- Born: February 16, 1883 Griffin, Missouri, U.S.
- Died: February 10, 1963 Wharton County, Texas, U.S.
- Occupation(s): College professor and farmer
- Known for: Founder of FarmHouse fraternity

Academic background
- Education: University of Missouri University of Nebraska

= Robert F. Howard =

American academic and farmer (1883–1963)

Robert F. Howard (February 16, 1883 – February 10, 1963) was an educator, cattle rancher, and pecan farmer. He was a founder of the FarmHouse college fraternity.

== Early life ==
Howard was born on February 16, 1883, in Griffin, Missouri. He attended the University of Missouri, where he was one of seven founding members of FarmHouse fraternity in 1905. He received a B.S. in agriculture in 1908.

Howard earned a M.S. in Agriculture in 1912, teaching at the University of Nebraska from 1909 to 1912.

== Career ==
Howard was a professor of horticulture at the University of Wisconsin–Madison from 1912 to 1914. He was a professor and chairman of the Department of Horticulture at the University of Nebraska from 1914 to 1924.

== Personal life ==
He moved to Wharton, Texas, in 1924, where he ran a 2000 acre ranch with cattle and thousands of pecan trees. He was involved in many local and statewide civic organizations and initiatives.

He died on February 10, 1963, in Wharton County, Texas. He was buried in Evergreen Memorial Park in Wharton.
◇ ◇ ◇ ◇ ◇ ◇ ◇
WHAT IS EXPECTED |
Reproduce the passage of the Robert F. Howard biography from "Howard earned a" up to and including "Park in Wharton.".

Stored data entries
◇ ◇ ◇ ◇ ◇ ◇ ◇
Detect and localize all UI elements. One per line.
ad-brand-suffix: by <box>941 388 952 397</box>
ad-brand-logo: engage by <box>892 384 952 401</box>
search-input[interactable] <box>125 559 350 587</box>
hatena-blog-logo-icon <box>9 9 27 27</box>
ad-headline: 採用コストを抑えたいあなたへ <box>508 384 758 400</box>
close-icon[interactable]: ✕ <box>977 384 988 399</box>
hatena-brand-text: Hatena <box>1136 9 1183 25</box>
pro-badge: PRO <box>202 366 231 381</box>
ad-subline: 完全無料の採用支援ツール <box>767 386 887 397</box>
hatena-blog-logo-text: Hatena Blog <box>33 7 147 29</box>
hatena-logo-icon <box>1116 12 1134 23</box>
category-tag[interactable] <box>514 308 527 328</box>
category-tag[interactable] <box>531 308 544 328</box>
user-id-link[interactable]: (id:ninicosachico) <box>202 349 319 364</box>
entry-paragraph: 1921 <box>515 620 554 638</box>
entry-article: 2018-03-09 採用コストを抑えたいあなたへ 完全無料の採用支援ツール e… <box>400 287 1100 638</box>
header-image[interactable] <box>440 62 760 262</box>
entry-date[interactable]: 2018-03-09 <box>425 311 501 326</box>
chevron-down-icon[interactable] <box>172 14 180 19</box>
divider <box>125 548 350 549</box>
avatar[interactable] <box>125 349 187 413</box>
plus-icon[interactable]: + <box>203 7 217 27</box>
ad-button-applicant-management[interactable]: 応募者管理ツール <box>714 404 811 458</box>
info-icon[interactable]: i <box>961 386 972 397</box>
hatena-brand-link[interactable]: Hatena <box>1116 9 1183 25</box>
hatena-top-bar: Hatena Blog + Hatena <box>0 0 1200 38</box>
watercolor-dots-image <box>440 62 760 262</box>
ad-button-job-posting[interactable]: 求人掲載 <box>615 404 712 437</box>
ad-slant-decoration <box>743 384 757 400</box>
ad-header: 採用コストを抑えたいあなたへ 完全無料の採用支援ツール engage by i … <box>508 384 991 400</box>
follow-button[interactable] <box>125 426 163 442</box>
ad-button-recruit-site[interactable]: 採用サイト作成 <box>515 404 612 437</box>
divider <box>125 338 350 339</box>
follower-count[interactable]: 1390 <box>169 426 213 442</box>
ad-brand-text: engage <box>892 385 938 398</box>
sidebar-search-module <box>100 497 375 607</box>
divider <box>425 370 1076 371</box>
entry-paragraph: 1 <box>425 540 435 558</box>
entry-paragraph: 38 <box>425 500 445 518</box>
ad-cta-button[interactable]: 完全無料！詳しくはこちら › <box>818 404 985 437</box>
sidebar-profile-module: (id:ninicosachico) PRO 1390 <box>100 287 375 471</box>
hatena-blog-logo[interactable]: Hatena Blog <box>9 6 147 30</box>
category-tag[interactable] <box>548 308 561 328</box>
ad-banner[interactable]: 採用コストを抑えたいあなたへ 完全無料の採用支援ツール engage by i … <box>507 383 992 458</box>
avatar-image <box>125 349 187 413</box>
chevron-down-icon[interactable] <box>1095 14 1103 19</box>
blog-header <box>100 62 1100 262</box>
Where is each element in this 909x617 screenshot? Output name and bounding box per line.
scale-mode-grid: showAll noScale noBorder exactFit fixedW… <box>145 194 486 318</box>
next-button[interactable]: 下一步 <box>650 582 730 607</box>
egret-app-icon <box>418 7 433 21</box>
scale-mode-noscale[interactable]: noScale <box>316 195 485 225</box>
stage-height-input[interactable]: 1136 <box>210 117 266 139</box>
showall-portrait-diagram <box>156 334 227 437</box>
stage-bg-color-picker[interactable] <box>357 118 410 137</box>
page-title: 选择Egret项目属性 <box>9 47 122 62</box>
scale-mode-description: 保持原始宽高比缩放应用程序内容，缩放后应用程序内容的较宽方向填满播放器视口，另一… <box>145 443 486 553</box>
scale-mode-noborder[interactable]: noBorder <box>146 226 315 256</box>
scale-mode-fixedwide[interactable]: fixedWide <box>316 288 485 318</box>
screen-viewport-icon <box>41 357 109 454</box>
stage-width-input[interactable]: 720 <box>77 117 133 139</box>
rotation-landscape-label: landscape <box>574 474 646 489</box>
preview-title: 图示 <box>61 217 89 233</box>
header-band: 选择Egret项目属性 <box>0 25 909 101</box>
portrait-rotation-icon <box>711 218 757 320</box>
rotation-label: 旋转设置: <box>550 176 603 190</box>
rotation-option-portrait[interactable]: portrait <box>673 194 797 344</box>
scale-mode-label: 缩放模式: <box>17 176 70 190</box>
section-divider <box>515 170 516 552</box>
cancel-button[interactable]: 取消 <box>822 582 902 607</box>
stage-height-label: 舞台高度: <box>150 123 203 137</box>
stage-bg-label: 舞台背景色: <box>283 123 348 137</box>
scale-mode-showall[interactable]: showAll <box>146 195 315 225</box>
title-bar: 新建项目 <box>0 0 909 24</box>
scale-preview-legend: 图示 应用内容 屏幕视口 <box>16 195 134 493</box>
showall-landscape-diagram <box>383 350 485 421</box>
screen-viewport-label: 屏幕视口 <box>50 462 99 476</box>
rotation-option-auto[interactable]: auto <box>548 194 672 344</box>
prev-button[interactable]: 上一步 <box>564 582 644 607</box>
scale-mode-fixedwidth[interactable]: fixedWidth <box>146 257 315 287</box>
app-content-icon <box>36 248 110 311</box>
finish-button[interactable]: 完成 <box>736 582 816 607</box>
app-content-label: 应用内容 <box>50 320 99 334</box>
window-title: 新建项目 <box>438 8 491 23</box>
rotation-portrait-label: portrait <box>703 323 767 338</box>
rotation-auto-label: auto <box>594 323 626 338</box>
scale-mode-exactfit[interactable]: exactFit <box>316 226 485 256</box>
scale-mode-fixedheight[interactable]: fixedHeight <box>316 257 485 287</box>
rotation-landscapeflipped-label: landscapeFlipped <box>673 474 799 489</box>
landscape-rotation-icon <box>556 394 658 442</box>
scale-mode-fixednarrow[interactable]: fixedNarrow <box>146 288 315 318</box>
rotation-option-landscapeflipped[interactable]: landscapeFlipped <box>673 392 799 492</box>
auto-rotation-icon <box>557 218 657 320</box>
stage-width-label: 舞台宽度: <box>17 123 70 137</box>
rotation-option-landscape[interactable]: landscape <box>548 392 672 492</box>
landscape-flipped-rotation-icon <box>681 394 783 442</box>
◇ ◇ ◇ ◇ ◇ ◇ ◇
SOLVED EXERCISE |
Howard earned a M.S. in Agriculture in 1912, teaching at the University of Nebraska from 1909 to 1912.

== Career ==
Howard was a professor of horticulture at the University of Wisconsin–Madison from 1912 to 1914. He was a professor and chairman of the Department of Horticulture at the University of Nebraska from 1914 to 1924.

== Personal life ==
He moved to Wharton, Texas, in 1924, where he ran a 2000 acre ranch with cattle and thousands of pecan trees. He was involved in many local and statewide civic organizations and initiatives.

He died on February 10, 1963, in Wharton County, Texas. He was buried in Evergreen Memorial Park in Wharton.